(PROBLEM DETAILS): From the entries provided below, copy each line that contains the word "Minute".

((

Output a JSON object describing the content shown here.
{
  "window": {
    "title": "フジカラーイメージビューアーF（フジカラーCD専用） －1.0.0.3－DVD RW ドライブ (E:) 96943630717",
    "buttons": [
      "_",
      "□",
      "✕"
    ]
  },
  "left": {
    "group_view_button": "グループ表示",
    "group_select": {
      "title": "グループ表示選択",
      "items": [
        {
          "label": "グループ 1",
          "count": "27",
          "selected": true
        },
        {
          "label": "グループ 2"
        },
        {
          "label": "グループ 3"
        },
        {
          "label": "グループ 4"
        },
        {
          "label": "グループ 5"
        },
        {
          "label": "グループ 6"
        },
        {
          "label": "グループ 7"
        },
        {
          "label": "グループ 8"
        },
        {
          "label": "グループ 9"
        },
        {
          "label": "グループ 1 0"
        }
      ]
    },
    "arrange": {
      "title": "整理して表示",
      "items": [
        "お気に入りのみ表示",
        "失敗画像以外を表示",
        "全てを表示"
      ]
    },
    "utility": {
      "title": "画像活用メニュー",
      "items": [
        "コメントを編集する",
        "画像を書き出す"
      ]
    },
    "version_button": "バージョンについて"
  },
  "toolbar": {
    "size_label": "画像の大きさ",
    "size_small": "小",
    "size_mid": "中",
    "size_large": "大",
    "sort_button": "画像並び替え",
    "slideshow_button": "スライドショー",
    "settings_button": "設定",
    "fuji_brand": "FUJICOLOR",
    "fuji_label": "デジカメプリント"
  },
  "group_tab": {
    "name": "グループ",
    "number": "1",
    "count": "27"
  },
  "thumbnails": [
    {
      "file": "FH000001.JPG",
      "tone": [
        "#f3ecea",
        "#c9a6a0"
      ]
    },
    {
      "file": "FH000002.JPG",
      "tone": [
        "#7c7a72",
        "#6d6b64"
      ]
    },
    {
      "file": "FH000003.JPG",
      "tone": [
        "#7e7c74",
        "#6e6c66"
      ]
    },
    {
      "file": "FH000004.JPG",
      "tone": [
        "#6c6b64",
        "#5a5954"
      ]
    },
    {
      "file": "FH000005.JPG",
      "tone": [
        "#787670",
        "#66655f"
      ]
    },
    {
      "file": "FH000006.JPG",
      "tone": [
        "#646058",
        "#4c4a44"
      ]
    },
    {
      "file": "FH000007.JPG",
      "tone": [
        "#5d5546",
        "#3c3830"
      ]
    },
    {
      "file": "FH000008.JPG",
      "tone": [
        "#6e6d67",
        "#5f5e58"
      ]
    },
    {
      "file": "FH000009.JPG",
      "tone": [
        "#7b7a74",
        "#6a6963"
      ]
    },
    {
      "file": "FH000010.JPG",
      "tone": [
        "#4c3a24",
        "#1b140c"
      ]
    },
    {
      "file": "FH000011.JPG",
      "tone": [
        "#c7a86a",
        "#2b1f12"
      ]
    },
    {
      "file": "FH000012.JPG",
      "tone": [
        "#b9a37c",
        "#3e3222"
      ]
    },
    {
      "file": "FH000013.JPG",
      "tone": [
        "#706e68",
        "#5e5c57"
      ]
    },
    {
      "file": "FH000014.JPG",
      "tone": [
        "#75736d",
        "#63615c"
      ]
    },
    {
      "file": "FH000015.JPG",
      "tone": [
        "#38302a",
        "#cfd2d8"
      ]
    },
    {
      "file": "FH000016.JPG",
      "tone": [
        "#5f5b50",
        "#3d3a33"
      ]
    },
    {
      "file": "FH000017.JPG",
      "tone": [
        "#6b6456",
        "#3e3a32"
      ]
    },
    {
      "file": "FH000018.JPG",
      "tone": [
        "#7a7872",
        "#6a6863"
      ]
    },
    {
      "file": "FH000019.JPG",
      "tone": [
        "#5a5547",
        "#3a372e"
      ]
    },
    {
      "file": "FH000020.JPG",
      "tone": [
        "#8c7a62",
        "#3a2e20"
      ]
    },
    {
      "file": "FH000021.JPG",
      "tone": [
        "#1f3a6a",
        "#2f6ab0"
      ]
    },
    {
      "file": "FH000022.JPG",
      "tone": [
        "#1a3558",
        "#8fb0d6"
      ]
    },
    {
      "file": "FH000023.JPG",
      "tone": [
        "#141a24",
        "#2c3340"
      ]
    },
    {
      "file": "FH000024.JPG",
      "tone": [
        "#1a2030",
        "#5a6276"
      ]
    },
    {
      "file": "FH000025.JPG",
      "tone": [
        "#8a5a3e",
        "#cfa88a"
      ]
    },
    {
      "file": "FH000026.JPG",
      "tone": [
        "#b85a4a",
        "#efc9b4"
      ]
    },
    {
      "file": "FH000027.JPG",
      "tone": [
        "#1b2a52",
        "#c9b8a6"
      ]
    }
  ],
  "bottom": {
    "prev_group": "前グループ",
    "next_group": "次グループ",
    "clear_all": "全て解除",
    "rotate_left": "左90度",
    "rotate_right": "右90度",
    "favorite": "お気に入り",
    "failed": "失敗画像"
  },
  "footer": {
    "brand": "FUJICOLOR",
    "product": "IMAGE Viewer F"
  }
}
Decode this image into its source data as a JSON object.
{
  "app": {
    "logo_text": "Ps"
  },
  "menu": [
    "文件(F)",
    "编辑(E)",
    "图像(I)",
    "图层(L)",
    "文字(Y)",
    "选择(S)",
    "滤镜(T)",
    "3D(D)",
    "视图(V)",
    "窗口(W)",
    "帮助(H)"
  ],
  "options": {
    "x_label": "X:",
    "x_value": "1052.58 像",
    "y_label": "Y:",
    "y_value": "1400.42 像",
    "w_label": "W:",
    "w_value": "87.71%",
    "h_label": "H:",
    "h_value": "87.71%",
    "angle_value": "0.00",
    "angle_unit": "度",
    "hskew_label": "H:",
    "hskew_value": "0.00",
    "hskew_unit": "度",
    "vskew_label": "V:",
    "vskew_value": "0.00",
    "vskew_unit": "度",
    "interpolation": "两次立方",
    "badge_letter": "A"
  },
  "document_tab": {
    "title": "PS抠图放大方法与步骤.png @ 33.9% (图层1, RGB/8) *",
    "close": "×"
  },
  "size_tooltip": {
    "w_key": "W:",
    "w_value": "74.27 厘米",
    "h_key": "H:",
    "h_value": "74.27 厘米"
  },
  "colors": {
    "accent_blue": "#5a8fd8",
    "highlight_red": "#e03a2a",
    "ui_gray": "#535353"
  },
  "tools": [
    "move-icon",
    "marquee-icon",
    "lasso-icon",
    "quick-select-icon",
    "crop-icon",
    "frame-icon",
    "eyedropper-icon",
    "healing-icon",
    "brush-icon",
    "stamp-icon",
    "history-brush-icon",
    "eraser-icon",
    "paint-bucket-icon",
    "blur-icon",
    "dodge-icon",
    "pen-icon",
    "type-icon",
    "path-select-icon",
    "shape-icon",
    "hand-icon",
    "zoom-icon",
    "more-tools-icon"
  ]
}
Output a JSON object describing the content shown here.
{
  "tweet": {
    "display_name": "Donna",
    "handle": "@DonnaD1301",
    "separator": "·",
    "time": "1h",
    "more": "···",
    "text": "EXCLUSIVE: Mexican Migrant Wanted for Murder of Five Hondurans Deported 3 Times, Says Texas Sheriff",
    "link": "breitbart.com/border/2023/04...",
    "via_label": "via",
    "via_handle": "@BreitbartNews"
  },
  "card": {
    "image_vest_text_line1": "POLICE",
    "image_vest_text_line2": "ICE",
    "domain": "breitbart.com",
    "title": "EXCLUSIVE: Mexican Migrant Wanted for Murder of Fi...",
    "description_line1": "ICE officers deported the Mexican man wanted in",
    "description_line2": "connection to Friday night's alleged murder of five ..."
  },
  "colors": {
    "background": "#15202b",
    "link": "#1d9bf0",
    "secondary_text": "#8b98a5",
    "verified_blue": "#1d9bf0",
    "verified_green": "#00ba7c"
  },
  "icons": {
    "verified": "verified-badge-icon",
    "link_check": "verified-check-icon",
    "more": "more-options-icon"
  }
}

))
((

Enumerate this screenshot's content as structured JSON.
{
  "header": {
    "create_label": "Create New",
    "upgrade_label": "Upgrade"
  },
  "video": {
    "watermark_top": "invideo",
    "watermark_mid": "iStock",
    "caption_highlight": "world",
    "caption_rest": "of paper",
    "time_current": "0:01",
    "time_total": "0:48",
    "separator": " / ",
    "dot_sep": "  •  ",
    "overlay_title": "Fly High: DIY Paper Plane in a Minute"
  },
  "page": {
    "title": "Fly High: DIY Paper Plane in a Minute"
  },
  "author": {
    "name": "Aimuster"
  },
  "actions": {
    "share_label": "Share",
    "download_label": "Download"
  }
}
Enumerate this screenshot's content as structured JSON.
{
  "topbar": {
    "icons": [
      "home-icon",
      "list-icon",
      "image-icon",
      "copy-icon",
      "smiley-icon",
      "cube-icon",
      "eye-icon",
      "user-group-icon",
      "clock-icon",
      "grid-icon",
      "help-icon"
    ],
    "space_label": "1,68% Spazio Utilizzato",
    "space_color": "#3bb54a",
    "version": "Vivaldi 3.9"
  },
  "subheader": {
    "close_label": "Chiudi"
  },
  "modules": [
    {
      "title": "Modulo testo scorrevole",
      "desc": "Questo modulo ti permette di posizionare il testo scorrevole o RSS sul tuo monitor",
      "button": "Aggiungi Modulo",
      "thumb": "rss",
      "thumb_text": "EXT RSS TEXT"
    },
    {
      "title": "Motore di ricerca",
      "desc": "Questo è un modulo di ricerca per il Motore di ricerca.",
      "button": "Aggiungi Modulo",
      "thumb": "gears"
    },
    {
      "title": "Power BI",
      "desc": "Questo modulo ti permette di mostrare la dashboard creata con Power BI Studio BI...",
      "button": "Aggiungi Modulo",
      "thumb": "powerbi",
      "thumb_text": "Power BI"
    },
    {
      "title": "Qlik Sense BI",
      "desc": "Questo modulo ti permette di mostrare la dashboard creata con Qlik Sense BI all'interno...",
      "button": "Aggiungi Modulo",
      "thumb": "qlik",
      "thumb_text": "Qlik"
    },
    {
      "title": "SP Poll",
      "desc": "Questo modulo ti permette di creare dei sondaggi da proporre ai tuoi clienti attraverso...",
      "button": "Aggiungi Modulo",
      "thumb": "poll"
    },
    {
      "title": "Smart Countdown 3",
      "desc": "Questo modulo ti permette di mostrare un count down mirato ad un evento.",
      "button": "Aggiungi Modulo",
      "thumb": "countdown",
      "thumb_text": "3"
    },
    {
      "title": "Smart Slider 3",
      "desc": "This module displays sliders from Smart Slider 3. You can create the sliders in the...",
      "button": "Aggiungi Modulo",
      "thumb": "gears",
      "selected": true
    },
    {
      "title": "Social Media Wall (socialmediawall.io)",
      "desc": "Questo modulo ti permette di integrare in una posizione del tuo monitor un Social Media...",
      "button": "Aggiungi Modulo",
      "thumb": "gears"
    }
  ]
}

))

(WRITTEN ANSWER):
    "overlay_title": "Fly High: DIY Paper Plane in a Minute"
    "title": "Fly High: DIY Paper Plane in a Minute"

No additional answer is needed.